Segment Open

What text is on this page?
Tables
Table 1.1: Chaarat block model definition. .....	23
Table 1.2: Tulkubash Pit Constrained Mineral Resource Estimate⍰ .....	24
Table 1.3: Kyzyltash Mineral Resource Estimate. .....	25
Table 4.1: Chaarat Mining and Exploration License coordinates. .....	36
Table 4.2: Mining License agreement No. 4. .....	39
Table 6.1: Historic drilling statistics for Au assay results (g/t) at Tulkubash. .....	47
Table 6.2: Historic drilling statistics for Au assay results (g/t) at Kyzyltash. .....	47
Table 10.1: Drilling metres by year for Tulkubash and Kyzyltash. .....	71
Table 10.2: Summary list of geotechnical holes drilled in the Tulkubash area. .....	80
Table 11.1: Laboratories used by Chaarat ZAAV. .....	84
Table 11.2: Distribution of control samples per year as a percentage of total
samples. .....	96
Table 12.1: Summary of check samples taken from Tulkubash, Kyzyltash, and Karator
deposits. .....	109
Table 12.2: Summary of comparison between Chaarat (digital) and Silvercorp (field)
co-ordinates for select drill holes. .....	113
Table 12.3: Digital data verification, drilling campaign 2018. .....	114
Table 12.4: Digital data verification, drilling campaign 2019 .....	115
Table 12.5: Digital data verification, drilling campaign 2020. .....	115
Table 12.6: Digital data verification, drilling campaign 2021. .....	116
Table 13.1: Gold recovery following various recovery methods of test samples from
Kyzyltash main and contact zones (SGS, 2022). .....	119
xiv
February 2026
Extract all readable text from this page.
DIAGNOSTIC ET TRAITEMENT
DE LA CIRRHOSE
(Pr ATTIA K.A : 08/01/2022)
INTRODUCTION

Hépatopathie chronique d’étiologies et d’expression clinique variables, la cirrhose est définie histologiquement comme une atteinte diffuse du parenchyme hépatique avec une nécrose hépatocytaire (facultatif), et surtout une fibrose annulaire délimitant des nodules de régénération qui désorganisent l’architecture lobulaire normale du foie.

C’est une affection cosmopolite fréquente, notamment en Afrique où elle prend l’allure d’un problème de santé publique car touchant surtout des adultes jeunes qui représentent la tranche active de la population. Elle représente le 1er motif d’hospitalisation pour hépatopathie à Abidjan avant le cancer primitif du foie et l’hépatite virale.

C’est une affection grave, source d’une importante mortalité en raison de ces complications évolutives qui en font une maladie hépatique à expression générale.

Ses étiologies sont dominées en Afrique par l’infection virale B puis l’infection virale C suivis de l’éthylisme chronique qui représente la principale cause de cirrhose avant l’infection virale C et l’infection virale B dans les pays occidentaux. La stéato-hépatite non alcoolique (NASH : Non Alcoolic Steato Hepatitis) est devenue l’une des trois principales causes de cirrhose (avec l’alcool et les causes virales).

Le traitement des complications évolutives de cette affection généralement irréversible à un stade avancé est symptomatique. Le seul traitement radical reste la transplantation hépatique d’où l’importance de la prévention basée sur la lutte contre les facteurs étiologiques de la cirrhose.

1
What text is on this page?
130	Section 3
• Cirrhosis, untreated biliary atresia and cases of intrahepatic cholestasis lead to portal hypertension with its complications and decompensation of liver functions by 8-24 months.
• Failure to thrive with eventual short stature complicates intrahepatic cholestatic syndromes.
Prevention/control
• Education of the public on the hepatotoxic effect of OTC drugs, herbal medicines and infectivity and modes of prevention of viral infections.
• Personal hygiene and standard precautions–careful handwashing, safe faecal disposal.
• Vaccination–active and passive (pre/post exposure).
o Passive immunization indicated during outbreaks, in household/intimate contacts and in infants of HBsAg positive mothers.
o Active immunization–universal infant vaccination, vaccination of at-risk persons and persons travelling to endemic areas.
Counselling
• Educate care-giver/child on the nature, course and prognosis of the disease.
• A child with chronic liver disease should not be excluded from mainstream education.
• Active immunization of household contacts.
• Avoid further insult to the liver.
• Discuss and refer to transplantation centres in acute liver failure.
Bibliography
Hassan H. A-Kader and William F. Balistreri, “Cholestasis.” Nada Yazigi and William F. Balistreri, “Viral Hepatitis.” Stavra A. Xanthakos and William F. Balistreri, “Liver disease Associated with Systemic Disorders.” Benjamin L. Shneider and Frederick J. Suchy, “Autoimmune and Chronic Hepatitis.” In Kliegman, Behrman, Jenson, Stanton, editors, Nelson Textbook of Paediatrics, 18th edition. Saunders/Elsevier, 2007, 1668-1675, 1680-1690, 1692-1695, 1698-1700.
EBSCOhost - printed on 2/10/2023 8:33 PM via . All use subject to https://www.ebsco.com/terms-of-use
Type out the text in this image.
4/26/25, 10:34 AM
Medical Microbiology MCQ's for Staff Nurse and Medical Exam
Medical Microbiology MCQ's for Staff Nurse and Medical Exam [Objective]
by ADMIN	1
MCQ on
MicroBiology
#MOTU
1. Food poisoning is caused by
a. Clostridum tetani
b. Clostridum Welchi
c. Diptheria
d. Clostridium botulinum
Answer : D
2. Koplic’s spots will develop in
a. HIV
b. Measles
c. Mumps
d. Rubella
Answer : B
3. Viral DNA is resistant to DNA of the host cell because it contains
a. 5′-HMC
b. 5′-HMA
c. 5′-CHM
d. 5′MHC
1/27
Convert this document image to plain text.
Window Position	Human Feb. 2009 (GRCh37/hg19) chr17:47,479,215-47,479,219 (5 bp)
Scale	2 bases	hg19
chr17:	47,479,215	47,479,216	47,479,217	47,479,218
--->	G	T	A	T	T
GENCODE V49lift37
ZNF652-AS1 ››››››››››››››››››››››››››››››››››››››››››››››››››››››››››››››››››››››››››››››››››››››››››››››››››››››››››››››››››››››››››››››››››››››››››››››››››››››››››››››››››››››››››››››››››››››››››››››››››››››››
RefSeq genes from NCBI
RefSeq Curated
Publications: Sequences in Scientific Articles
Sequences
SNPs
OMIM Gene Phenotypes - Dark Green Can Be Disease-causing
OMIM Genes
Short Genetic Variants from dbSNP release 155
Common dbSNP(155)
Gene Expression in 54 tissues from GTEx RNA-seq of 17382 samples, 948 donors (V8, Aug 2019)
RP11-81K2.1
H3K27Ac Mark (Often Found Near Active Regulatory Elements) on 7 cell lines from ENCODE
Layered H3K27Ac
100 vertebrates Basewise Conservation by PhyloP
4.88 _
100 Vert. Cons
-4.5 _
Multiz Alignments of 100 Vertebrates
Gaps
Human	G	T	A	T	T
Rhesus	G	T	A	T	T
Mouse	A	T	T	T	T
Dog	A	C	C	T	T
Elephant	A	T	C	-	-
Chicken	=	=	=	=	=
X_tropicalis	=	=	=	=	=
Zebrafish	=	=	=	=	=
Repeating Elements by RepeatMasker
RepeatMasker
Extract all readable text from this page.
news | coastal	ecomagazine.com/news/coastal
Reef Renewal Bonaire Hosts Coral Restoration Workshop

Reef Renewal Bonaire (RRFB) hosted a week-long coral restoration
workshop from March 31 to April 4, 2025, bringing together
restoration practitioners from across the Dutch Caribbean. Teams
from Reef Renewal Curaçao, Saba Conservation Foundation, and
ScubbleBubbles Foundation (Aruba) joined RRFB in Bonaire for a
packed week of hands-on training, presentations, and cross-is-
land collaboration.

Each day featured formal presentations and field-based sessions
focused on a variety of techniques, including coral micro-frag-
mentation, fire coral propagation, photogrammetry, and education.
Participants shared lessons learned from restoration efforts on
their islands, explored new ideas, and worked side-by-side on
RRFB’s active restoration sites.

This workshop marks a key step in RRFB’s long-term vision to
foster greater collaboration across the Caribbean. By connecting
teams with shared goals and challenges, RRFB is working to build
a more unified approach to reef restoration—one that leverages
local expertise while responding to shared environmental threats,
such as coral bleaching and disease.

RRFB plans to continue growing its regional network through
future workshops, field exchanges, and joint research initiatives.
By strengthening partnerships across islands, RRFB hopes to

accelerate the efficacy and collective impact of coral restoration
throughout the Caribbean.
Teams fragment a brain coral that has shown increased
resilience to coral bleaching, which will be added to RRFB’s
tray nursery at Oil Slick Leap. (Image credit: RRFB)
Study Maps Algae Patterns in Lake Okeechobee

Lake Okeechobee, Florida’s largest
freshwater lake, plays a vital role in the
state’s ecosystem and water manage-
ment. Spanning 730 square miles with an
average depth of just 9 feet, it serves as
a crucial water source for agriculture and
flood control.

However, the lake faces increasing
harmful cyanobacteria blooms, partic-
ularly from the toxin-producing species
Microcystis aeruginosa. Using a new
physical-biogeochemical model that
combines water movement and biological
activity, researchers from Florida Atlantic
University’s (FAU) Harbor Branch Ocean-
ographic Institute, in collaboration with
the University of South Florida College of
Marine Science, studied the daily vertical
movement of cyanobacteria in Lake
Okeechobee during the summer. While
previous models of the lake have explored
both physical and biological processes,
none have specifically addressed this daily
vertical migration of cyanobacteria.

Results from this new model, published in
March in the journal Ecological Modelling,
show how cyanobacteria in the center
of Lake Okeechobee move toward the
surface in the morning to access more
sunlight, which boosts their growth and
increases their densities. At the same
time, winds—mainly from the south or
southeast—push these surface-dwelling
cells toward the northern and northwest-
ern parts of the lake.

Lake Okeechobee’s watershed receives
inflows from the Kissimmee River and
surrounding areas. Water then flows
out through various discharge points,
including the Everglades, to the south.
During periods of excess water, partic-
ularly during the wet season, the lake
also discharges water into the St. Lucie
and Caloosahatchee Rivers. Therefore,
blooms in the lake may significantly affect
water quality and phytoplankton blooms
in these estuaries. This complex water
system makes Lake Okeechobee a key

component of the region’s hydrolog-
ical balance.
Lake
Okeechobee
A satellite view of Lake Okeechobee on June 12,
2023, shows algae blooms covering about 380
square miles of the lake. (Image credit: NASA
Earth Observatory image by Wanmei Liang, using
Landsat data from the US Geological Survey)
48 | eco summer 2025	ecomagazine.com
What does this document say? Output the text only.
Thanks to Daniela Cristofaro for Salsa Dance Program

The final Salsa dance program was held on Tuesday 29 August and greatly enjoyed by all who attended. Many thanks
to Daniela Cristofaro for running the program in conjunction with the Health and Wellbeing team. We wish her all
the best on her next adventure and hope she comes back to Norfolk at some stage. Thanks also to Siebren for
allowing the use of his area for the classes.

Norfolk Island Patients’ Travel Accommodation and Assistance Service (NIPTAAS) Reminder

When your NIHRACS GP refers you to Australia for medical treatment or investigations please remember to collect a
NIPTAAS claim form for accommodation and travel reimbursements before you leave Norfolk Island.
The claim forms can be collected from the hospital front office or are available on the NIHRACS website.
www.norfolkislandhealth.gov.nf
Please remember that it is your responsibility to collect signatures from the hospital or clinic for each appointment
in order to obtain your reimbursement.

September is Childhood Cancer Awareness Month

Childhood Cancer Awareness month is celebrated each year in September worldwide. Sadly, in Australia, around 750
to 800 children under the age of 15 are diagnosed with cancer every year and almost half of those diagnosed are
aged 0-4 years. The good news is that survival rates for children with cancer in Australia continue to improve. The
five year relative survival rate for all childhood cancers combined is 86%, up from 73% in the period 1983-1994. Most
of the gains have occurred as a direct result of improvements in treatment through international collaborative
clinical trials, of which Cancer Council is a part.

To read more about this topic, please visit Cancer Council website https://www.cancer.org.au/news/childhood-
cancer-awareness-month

Segment Closed

PROBLEM DESCRIPTION — Scan the entries above. Copy each line that has the string "presentations".

SOLUTION FOR THIS PROBLEM —
packed week of hands-on training, presentations, and cross-is-
Each day featured formal presentations and field-based sessions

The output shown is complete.